> _Records_
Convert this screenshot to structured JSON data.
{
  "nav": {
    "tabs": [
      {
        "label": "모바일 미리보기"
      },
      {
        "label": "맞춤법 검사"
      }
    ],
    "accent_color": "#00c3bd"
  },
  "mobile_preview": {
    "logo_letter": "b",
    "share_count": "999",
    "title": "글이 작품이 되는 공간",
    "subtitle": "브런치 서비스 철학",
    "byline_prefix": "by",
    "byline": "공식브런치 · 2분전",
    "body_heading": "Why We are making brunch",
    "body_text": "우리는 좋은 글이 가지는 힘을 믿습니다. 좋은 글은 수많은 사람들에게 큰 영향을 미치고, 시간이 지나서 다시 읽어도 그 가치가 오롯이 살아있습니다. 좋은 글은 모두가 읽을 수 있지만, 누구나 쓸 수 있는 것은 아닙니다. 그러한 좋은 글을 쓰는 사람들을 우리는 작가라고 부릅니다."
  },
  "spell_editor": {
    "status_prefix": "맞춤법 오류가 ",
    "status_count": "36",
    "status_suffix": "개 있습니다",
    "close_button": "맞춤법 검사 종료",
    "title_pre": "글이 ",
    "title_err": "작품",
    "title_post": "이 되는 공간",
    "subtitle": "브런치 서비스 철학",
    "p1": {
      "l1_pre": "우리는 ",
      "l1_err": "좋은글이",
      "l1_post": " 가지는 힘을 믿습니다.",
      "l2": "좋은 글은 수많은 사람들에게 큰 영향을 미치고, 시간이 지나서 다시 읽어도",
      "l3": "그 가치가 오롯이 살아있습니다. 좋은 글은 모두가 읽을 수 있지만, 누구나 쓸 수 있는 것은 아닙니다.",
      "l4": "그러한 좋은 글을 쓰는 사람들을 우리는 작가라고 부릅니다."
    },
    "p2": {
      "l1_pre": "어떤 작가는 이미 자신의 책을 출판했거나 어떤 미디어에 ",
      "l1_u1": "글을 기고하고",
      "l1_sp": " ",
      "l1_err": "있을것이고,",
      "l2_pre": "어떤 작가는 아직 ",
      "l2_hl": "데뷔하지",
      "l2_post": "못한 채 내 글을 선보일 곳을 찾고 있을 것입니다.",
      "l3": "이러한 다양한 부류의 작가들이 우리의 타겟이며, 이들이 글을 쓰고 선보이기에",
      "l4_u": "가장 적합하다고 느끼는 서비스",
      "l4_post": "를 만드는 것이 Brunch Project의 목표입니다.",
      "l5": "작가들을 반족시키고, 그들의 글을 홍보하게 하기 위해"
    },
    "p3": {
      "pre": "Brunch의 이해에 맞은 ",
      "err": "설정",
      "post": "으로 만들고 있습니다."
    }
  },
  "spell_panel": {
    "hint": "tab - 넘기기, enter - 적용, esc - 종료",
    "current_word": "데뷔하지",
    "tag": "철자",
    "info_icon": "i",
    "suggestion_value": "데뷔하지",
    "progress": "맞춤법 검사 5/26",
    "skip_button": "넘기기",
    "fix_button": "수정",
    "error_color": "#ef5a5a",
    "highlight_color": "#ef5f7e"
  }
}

> _Goal of the exercise_
Filter the data, keeping only the lines that contain "믿습니다".

> _Answer for this exercise_
    "body_text": "우리는 좋은 글이 가지는 힘을 믿습니다. 좋은 글은 수많은 사람들에게 큰 영향을 미치고, 시간이 지나서 다시 읽어도 그 가치가 오롯이 살아있습니다. 좋은 글은 모두가 읽을 수 있지만, 누구나 쓸 수 있는 것은 아닙니다. 그러한 좋은 글을 쓰는 사람들을 우리는 작가라고 부릅니다."
      "l1_post": " 가지는 힘을 믿습니다.",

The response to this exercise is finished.